Stored data entries
* start *

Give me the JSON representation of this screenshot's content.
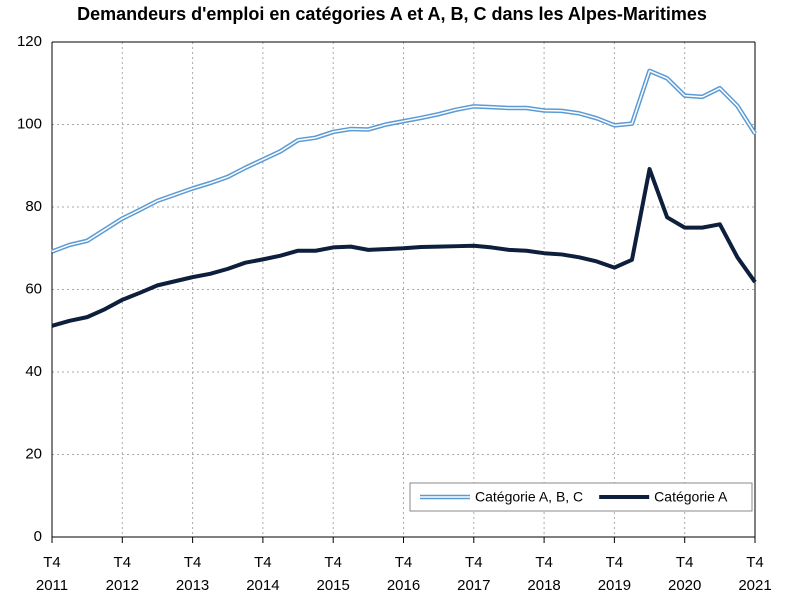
{
  "chart_data": {
    "type": "line",
    "title": "Demandeurs d'emploi en catégories A et A, B, C dans les Alpes-Maritimes",
    "categories": [
      "T4\n2011",
      null,
      null,
      null,
      "T4\n2012",
      null,
      null,
      null,
      "T4\n2013",
      null,
      null,
      null,
      "T4\n2014",
      null,
      null,
      null,
      "T4\n2015",
      null,
      null,
      null,
      "T4\n2016",
      null,
      null,
      null,
      "T4\n2017",
      null,
      null,
      null,
      "T4\n2018",
      null,
      null,
      null,
      "T4\n2019",
      null,
      null,
      null,
      "T4\n2020",
      null,
      null,
      null,
      "T4\n2021"
    ],
    "series": [
      {
        "name": "Catégorie A, B, C",
        "color": "#5b9bd5",
        "style": "double",
        "values": [
          69.2,
          70.8,
          71.8,
          74.5,
          77.2,
          79.3,
          81.5,
          83,
          84.5,
          85.8,
          87.3,
          89.5,
          91.5,
          93.5,
          96.2,
          96.8,
          98.2,
          98.9,
          98.8,
          100,
          100.8,
          101.6,
          102.5,
          103.6,
          104.4,
          104.2,
          104,
          104,
          103.4,
          103.3,
          102.7,
          101.5,
          99.8,
          100.2,
          113,
          111.2,
          107,
          106.7,
          108.8,
          104.5,
          97.8
        ]
      },
      {
        "name": "Catégorie A",
        "color": "#0d1f3c",
        "style": "solid",
        "values": [
          51.2,
          52.4,
          53.3,
          55.2,
          57.5,
          59.2,
          61,
          62,
          63,
          63.8,
          65,
          66.5,
          67.3,
          68.2,
          69.4,
          69.4,
          70.2,
          70.4,
          69.6,
          69.8,
          70,
          70.3,
          70.4,
          70.5,
          70.6,
          70.2,
          69.6,
          69.4,
          68.8,
          68.5,
          67.8,
          66.8,
          65.3,
          67.2,
          89.2,
          77.5,
          75,
          75,
          75.8,
          67.8,
          61.8
        ]
      }
    ],
    "ylim": [
      0,
      120
    ],
    "yticks": [
      0,
      20,
      40,
      60,
      80,
      100,
      120
    ],
    "grid": true,
    "legend": "bottom-right"
  }
}
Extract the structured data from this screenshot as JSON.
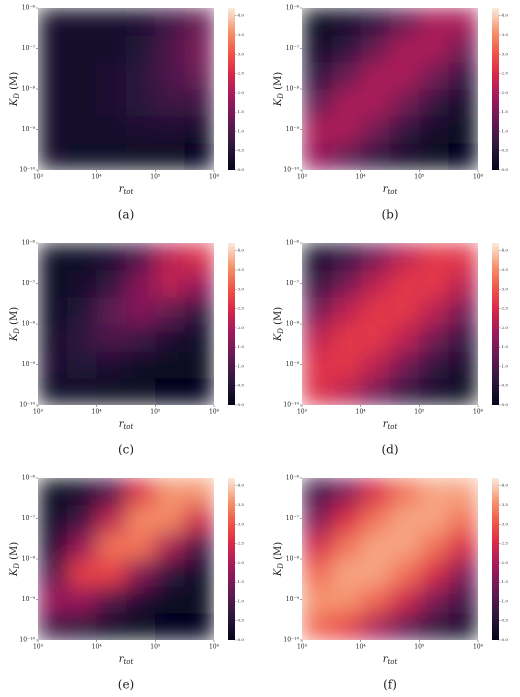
{
  "chart_data": [
    {
      "type": "heatmap",
      "caption": "(a)",
      "xlabel": {
        "base": "r",
        "sub": "tot"
      },
      "ylabel": {
        "base": "K",
        "sub": "D",
        "rest": " (M)"
      },
      "xscale": "log",
      "yscale": "log",
      "xlim": [
        1000,
        1000000
      ],
      "ylim": [
        1e-10,
        1e-06
      ],
      "xticks": [
        {
          "value": 1000,
          "label": "10³"
        },
        {
          "value": 10000,
          "label": "10⁴"
        },
        {
          "value": 100000,
          "label": "10⁵"
        },
        {
          "value": 1000000,
          "label": "10⁶"
        }
      ],
      "yticks": [
        {
          "value": 1e-10,
          "label": "10⁻¹⁰"
        },
        {
          "value": 1e-09,
          "label": "10⁻⁹"
        },
        {
          "value": 1e-08,
          "label": "10⁻⁸"
        },
        {
          "value": 1e-07,
          "label": "10⁻⁷"
        },
        {
          "value": 1e-06,
          "label": "10⁻⁶"
        }
      ],
      "colormap": "rocket",
      "clim": [
        0,
        4.2
      ],
      "cticks": [
        {
          "value": 0,
          "label": "0.0"
        },
        {
          "value": 0.5,
          "label": "0.5"
        },
        {
          "value": 1,
          "label": "1.0"
        },
        {
          "value": 1.5,
          "label": "1.5"
        },
        {
          "value": 2,
          "label": "2.0"
        },
        {
          "value": 2.5,
          "label": "2.5"
        },
        {
          "value": 3,
          "label": "3.0"
        },
        {
          "value": 3.5,
          "label": "3.5"
        },
        {
          "value": 4,
          "label": "4.0"
        }
      ],
      "values": [
        [
          0.3,
          0.2,
          0.2,
          0.1,
          0.1,
          0.0
        ],
        [
          0.3,
          0.3,
          0.3,
          0.4,
          0.4,
          0.3
        ],
        [
          0.3,
          0.3,
          0.4,
          0.6,
          0.8,
          0.8
        ],
        [
          0.3,
          0.3,
          0.4,
          0.6,
          1.0,
          1.3
        ],
        [
          0.3,
          0.3,
          0.3,
          0.5,
          1.0,
          1.5
        ],
        [
          0.3,
          0.3,
          0.3,
          0.4,
          0.8,
          1.3
        ]
      ]
    },
    {
      "type": "heatmap",
      "caption": "(b)",
      "xlabel": {
        "base": "r",
        "sub": "tot"
      },
      "ylabel": {
        "base": "K",
        "sub": "D",
        "rest": " (M)"
      },
      "xscale": "log",
      "yscale": "log",
      "xlim": [
        1000,
        1000000
      ],
      "ylim": [
        1e-10,
        1e-06
      ],
      "xticks": [
        {
          "value": 1000,
          "label": "10³"
        },
        {
          "value": 10000,
          "label": "10⁴"
        },
        {
          "value": 100000,
          "label": "10⁵"
        },
        {
          "value": 1000000,
          "label": "10⁶"
        }
      ],
      "yticks": [
        {
          "value": 1e-10,
          "label": "10⁻¹⁰"
        },
        {
          "value": 1e-09,
          "label": "10⁻⁹"
        },
        {
          "value": 1e-08,
          "label": "10⁻⁸"
        },
        {
          "value": 1e-07,
          "label": "10⁻⁷"
        },
        {
          "value": 1e-06,
          "label": "10⁻⁶"
        }
      ],
      "colormap": "rocket",
      "clim": [
        0,
        4.2
      ],
      "cticks": [
        {
          "value": 0,
          "label": "0.0"
        },
        {
          "value": 0.5,
          "label": "0.5"
        },
        {
          "value": 1,
          "label": "1.0"
        },
        {
          "value": 1.5,
          "label": "1.5"
        },
        {
          "value": 2,
          "label": "2.0"
        },
        {
          "value": 2.5,
          "label": "2.5"
        },
        {
          "value": 3,
          "label": "3.0"
        },
        {
          "value": 3.5,
          "label": "3.5"
        },
        {
          "value": 4,
          "label": "4.0"
        }
      ],
      "values": [
        [
          1.8,
          1.2,
          0.6,
          0.3,
          0.1,
          0.0
        ],
        [
          2.0,
          2.0,
          1.4,
          0.7,
          0.3,
          0.1
        ],
        [
          1.2,
          2.0,
          2.0,
          1.4,
          0.7,
          0.3
        ],
        [
          0.6,
          1.3,
          2.0,
          2.0,
          1.4,
          0.7
        ],
        [
          0.3,
          0.6,
          1.3,
          2.0,
          2.0,
          1.4
        ],
        [
          0.1,
          0.3,
          0.6,
          1.3,
          2.0,
          2.0
        ]
      ]
    },
    {
      "type": "heatmap",
      "caption": "(c)",
      "xlabel": {
        "base": "r",
        "sub": "tot"
      },
      "ylabel": {
        "base": "K",
        "sub": "D",
        "rest": " (M)"
      },
      "xscale": "log",
      "yscale": "log",
      "xlim": [
        1000,
        1000000
      ],
      "ylim": [
        1e-10,
        1e-06
      ],
      "xticks": [
        {
          "value": 1000,
          "label": "10³"
        },
        {
          "value": 10000,
          "label": "10⁴"
        },
        {
          "value": 100000,
          "label": "10⁵"
        },
        {
          "value": 1000000,
          "label": "10⁶"
        }
      ],
      "yticks": [
        {
          "value": 1e-10,
          "label": "10⁻¹⁰"
        },
        {
          "value": 1e-09,
          "label": "10⁻⁹"
        },
        {
          "value": 1e-08,
          "label": "10⁻⁸"
        },
        {
          "value": 1e-07,
          "label": "10⁻⁷"
        },
        {
          "value": 1e-06,
          "label": "10⁻⁶"
        }
      ],
      "colormap": "rocket",
      "clim": [
        0,
        4.2
      ],
      "cticks": [
        {
          "value": 0,
          "label": "0.0"
        },
        {
          "value": 0.5,
          "label": "0.5"
        },
        {
          "value": 1,
          "label": "1.0"
        },
        {
          "value": 1.5,
          "label": "1.5"
        },
        {
          "value": 2,
          "label": "2.0"
        },
        {
          "value": 2.5,
          "label": "2.5"
        },
        {
          "value": 3,
          "label": "3.0"
        },
        {
          "value": 3.5,
          "label": "3.5"
        },
        {
          "value": 4,
          "label": "4.0"
        }
      ],
      "values": [
        [
          0.2,
          0.2,
          0.1,
          0.1,
          0.0,
          0.0
        ],
        [
          0.4,
          0.5,
          0.4,
          0.2,
          0.1,
          0.1
        ],
        [
          0.3,
          0.7,
          1.0,
          0.8,
          0.4,
          0.2
        ],
        [
          0.2,
          0.5,
          1.2,
          1.6,
          1.2,
          0.6
        ],
        [
          0.2,
          0.3,
          0.7,
          1.6,
          2.2,
          1.8
        ],
        [
          0.2,
          0.2,
          0.4,
          1.0,
          2.2,
          2.6
        ]
      ]
    },
    {
      "type": "heatmap",
      "caption": "(d)",
      "xlabel": {
        "base": "r",
        "sub": "tot"
      },
      "ylabel": {
        "base": "K",
        "sub": "D",
        "rest": " (M)"
      },
      "xscale": "log",
      "yscale": "log",
      "xlim": [
        1000,
        1000000
      ],
      "ylim": [
        1e-10,
        1e-06
      ],
      "xticks": [
        {
          "value": 1000,
          "label": "10³"
        },
        {
          "value": 10000,
          "label": "10⁴"
        },
        {
          "value": 100000,
          "label": "10⁵"
        },
        {
          "value": 1000000,
          "label": "10⁶"
        }
      ],
      "yticks": [
        {
          "value": 1e-10,
          "label": "10⁻¹⁰"
        },
        {
          "value": 1e-09,
          "label": "10⁻⁹"
        },
        {
          "value": 1e-08,
          "label": "10⁻⁸"
        },
        {
          "value": 1e-07,
          "label": "10⁻⁷"
        },
        {
          "value": 1e-06,
          "label": "10⁻⁶"
        }
      ],
      "colormap": "rocket",
      "clim": [
        0,
        4.2
      ],
      "cticks": [
        {
          "value": 0,
          "label": "0.0"
        },
        {
          "value": 0.5,
          "label": "0.5"
        },
        {
          "value": 1,
          "label": "1.0"
        },
        {
          "value": 1.5,
          "label": "1.5"
        },
        {
          "value": 2,
          "label": "2.0"
        },
        {
          "value": 2.5,
          "label": "2.5"
        },
        {
          "value": 3,
          "label": "3.0"
        },
        {
          "value": 3.5,
          "label": "3.5"
        },
        {
          "value": 4,
          "label": "4.0"
        }
      ],
      "values": [
        [
          2.6,
          2.2,
          1.4,
          0.7,
          0.3,
          0.1
        ],
        [
          2.6,
          2.7,
          2.2,
          1.4,
          0.7,
          0.3
        ],
        [
          2.2,
          2.7,
          2.7,
          2.2,
          1.4,
          0.7
        ],
        [
          1.4,
          2.2,
          2.7,
          2.7,
          2.2,
          1.4
        ],
        [
          0.7,
          1.4,
          2.2,
          2.7,
          2.7,
          2.2
        ],
        [
          0.3,
          0.7,
          1.4,
          2.2,
          2.7,
          2.7
        ]
      ]
    },
    {
      "type": "heatmap",
      "caption": "(e)",
      "xlabel": {
        "base": "r",
        "sub": "tot"
      },
      "ylabel": {
        "base": "K",
        "sub": "D",
        "rest": " (M)"
      },
      "xscale": "log",
      "yscale": "log",
      "xlim": [
        1000,
        1000000
      ],
      "ylim": [
        1e-10,
        1e-06
      ],
      "xticks": [
        {
          "value": 1000,
          "label": "10³"
        },
        {
          "value": 10000,
          "label": "10⁴"
        },
        {
          "value": 100000,
          "label": "10⁵"
        },
        {
          "value": 1000000,
          "label": "10⁶"
        }
      ],
      "yticks": [
        {
          "value": 1e-10,
          "label": "10⁻¹⁰"
        },
        {
          "value": 1e-09,
          "label": "10⁻⁹"
        },
        {
          "value": 1e-08,
          "label": "10⁻⁸"
        },
        {
          "value": 1e-07,
          "label": "10⁻⁷"
        },
        {
          "value": 1e-06,
          "label": "10⁻⁶"
        }
      ],
      "colormap": "rocket",
      "clim": [
        0,
        4.2
      ],
      "cticks": [
        {
          "value": 0,
          "label": "0.0"
        },
        {
          "value": 0.5,
          "label": "0.5"
        },
        {
          "value": 1,
          "label": "1.0"
        },
        {
          "value": 1.5,
          "label": "1.5"
        },
        {
          "value": 2,
          "label": "2.0"
        },
        {
          "value": 2.5,
          "label": "2.5"
        },
        {
          "value": 3,
          "label": "3.0"
        },
        {
          "value": 3.5,
          "label": "3.5"
        },
        {
          "value": 4,
          "label": "4.0"
        }
      ],
      "values": [
        [
          0.8,
          0.5,
          0.2,
          0.1,
          0.0,
          0.0
        ],
        [
          1.8,
          1.8,
          1.0,
          0.4,
          0.2,
          0.1
        ],
        [
          1.0,
          2.8,
          2.8,
          1.6,
          0.6,
          0.2
        ],
        [
          0.4,
          1.8,
          3.3,
          3.3,
          2.0,
          0.8
        ],
        [
          0.2,
          0.8,
          2.2,
          3.5,
          3.5,
          2.4
        ],
        [
          0.1,
          0.3,
          1.0,
          2.6,
          3.6,
          3.6
        ]
      ]
    },
    {
      "type": "heatmap",
      "caption": "(f)",
      "xlabel": {
        "base": "r",
        "sub": "tot"
      },
      "ylabel": {
        "base": "K",
        "sub": "D",
        "rest": " (M)"
      },
      "xscale": "log",
      "yscale": "log",
      "xlim": [
        1000,
        1000000
      ],
      "ylim": [
        1e-10,
        1e-06
      ],
      "xticks": [
        {
          "value": 1000,
          "label": "10³"
        },
        {
          "value": 10000,
          "label": "10⁴"
        },
        {
          "value": 100000,
          "label": "10⁵"
        },
        {
          "value": 1000000,
          "label": "10⁶"
        }
      ],
      "yticks": [
        {
          "value": 1e-10,
          "label": "10⁻¹⁰"
        },
        {
          "value": 1e-09,
          "label": "10⁻⁹"
        },
        {
          "value": 1e-08,
          "label": "10⁻⁸"
        },
        {
          "value": 1e-07,
          "label": "10⁻⁷"
        },
        {
          "value": 1e-06,
          "label": "10⁻⁶"
        }
      ],
      "colormap": "rocket",
      "clim": [
        0,
        4.2
      ],
      "cticks": [
        {
          "value": 0,
          "label": "0.0"
        },
        {
          "value": 0.5,
          "label": "0.5"
        },
        {
          "value": 1,
          "label": "1.0"
        },
        {
          "value": 1.5,
          "label": "1.5"
        },
        {
          "value": 2,
          "label": "2.0"
        },
        {
          "value": 2.5,
          "label": "2.5"
        },
        {
          "value": 3,
          "label": "3.0"
        },
        {
          "value": 3.5,
          "label": "3.5"
        },
        {
          "value": 4,
          "label": "4.0"
        }
      ],
      "values": [
        [
          3.2,
          2.8,
          2.0,
          1.2,
          0.6,
          0.3
        ],
        [
          3.6,
          3.6,
          3.2,
          2.4,
          1.5,
          0.8
        ],
        [
          3.2,
          3.7,
          3.7,
          3.3,
          2.5,
          1.5
        ],
        [
          2.4,
          3.3,
          3.7,
          3.7,
          3.3,
          2.5
        ],
        [
          1.5,
          2.5,
          3.3,
          3.7,
          3.7,
          3.3
        ],
        [
          0.8,
          1.5,
          2.5,
          3.3,
          3.7,
          3.7
        ]
      ]
    }
  ]
}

* end *

For the data above, state only how many lines include the word "name".

2